=== DOCUMENT SECTION ===

Analysts from Standard Chartered and Intellectia AI said institutional Bitcoin demand from exchange-traded funds (ETFs) and traders seeking to hedge against macroeconomic risk could cause Bitcoin’s price to more than double this year.

“While the forecast is optimistic, it’s also conditional. Any black swan — from a major regulatory clampdown to a geopolitical event — can disrupt trajectories,” Fei Chen, Intellectia AI’s chief investment strategist, told Cointelegraph. 

Bitcoin ETF inflows since January 2024. Source: CoinGlass

Related: US Bitcoin ETFs clock biggest inflows since January as crypto markets gain

Bullish sentiment

The reports come as Bitcoin broke past $90,000 on April 22 for the first time in six weeks, reflecting traders embracing Bitcoin and gold as potential hedges against looming trade wars and geopolitical volatility. 

The price action followed the biggest daily net inflows into US spot Bitcoin ETFs since January. 

The US’s 11 spot BTC funds collectively pulled more than $380 million in net inflows on April 21, according to CoinGlass data.

Intellectia AI said institutional demand drivers — including corporate Bitcoin buyers and exchanges such as Coinbase and Kraken — could continue to propel positive price action. 

Corporate Bitcoin treasuries already hold nearly $65 billion worth of BTC, according to data from Bitcointreasuries.net.

Hedgers still prefer gold over Bitcoin. Source: Binance Research

Hedging or speculation?

Gold and BTC “appear to have become more important components of investors’ portfolios structurally” as they increasingly seek to hedge against geopolitical risk and inflation, investment bank JP Morgan said in a January research note. 

However, Bitcoin’s correlation with gold — historically a preferred hedge against macroeconomic uncertainty — has been low since US President Donald Trump announced sweeping import tariffs on April 2, Binance Research said on April 7. 

In fact, Bitcoin has been more closely correlated with equities, Binance said. 

Paradoxically, sustained ETF inflows could further diminish Bitcoin’s status as a macroeconomic hedge, eroding one of its most attractive traits for institutions, Spencer Yang, a core contributor for crypto infrastructure project Fractal Bitcoin, told Cointelegraph. 

“Despite growing institutional interest, Bitcoin’s long-term resilience won’t be secured by balance sheet optics alone — it depends on real usage,” Yang said. 

“That means people actually transacting, building, and experimenting on the network — not just holding BTC as a speculative asset.”

=== GIVEN ENTRIES ===

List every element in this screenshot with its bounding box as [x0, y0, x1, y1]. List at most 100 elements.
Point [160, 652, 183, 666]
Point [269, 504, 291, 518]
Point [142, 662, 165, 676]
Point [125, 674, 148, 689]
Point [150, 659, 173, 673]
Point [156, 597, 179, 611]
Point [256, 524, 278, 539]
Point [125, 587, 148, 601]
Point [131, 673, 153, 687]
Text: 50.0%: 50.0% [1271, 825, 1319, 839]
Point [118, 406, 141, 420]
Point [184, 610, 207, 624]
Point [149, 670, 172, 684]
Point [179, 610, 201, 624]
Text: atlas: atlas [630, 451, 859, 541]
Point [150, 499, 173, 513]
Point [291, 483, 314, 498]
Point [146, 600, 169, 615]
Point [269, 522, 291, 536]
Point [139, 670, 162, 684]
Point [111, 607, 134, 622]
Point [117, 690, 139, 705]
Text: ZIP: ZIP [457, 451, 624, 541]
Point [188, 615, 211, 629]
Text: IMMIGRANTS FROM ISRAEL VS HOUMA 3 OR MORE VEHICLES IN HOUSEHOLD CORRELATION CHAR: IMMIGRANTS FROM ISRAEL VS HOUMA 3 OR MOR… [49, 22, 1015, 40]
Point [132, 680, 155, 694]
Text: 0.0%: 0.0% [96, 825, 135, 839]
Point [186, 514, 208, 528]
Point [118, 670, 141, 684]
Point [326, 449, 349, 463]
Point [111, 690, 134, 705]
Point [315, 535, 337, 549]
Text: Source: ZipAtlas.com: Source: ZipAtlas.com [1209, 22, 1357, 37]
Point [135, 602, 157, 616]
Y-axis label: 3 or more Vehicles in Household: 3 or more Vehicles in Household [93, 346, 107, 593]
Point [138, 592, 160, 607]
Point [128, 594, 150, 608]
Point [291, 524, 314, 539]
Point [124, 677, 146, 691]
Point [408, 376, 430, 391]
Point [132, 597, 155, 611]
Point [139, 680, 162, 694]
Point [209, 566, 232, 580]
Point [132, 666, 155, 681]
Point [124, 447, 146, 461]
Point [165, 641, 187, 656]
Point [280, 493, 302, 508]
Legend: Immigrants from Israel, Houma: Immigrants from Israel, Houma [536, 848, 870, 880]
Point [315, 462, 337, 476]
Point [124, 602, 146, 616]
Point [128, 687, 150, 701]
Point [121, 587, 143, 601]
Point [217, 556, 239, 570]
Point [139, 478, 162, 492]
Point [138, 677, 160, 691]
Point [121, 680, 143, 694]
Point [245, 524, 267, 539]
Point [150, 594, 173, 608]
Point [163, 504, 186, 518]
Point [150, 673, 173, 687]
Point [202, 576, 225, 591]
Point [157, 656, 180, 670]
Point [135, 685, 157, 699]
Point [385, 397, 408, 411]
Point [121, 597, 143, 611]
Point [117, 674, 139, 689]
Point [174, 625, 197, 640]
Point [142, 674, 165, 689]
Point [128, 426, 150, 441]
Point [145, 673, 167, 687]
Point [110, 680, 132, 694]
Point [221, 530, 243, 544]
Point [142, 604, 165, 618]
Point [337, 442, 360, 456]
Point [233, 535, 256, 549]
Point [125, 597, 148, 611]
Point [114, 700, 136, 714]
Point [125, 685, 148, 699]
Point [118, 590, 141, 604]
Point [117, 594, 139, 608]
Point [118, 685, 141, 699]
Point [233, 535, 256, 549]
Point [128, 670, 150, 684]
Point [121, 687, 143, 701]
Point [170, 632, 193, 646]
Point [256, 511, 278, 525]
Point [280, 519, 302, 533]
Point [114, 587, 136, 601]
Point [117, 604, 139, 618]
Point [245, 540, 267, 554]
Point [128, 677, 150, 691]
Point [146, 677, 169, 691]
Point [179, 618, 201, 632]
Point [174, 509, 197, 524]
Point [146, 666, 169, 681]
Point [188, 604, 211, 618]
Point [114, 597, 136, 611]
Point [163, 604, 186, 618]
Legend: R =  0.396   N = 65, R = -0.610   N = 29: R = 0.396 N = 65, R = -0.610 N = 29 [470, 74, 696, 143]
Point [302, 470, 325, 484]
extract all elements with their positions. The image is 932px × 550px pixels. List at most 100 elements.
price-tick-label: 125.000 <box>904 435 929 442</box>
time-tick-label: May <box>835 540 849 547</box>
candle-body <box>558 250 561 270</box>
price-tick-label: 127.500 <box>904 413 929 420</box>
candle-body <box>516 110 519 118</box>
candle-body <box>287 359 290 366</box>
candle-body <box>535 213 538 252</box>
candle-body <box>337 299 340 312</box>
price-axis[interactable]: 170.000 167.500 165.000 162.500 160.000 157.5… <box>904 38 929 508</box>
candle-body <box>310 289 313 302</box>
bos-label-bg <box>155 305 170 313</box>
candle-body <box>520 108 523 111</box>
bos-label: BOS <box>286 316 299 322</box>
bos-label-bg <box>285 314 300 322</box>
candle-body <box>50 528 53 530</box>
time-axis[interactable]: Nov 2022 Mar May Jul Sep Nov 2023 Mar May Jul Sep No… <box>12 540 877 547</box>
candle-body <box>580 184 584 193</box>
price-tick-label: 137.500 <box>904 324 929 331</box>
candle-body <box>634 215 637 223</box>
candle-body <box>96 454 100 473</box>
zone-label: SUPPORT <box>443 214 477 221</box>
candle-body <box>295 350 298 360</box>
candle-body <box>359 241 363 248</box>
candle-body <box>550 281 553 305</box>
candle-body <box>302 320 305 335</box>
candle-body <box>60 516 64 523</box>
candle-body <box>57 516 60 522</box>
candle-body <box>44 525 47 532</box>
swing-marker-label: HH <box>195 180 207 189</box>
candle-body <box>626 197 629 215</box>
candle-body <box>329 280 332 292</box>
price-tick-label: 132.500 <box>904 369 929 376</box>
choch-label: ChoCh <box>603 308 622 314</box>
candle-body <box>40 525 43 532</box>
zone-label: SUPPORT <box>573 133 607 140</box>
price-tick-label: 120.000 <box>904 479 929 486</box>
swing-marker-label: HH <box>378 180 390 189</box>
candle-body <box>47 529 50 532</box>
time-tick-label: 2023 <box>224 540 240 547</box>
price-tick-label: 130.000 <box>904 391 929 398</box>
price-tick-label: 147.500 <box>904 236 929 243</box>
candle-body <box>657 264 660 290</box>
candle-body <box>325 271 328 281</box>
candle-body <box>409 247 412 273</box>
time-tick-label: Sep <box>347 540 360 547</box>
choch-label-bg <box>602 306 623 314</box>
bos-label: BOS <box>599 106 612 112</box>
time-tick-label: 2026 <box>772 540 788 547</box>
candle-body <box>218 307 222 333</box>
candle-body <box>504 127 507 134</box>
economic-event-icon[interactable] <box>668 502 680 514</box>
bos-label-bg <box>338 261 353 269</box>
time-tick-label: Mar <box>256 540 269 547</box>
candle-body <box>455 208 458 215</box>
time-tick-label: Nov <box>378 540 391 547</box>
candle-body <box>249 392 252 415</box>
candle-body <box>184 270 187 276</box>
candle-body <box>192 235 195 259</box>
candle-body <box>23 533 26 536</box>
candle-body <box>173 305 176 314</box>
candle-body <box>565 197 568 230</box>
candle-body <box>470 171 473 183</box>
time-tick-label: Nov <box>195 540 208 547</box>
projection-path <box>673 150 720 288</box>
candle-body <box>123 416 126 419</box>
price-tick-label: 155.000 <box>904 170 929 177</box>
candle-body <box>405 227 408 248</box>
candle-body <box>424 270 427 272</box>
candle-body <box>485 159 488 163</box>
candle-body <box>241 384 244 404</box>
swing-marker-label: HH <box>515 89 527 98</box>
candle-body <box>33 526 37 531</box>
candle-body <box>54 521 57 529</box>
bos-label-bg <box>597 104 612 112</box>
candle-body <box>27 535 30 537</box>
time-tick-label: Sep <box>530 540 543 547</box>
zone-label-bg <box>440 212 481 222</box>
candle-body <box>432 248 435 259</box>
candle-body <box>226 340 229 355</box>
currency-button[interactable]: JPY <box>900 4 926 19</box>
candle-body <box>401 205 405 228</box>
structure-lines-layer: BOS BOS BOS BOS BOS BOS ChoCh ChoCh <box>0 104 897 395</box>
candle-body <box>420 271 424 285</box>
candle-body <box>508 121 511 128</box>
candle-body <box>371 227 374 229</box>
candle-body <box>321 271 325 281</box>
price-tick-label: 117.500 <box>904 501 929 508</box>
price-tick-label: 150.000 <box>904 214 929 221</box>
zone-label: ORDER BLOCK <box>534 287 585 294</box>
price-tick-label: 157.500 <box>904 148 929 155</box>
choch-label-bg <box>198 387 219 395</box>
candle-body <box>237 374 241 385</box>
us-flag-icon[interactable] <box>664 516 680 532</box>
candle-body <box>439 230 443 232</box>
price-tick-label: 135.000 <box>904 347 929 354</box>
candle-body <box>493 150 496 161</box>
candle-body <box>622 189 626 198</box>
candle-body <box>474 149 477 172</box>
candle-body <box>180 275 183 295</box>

===

### WORK TASK
Summarize the article on Bitcoin demand in two sentences.

### TASK RESULT
Analysts from Standard Chartered and Intellectia AI said institutional demand from ETFs and from traders hedging macroeconomic risk could more than double Bitcoin's price this year, and Bitcoin broke past $90,000 on April 22 after the biggest daily net inflows into US spot Bitcoin ETFs since January. Binance Research said Bitcoin's correlation with gold has been low since the April 2 tariff announcement and closer to that of equities, while a Fractal Bitcoin contributor warned that sustained ETF inflows could further diminish Bitcoin's status as a macroeconomic hedge.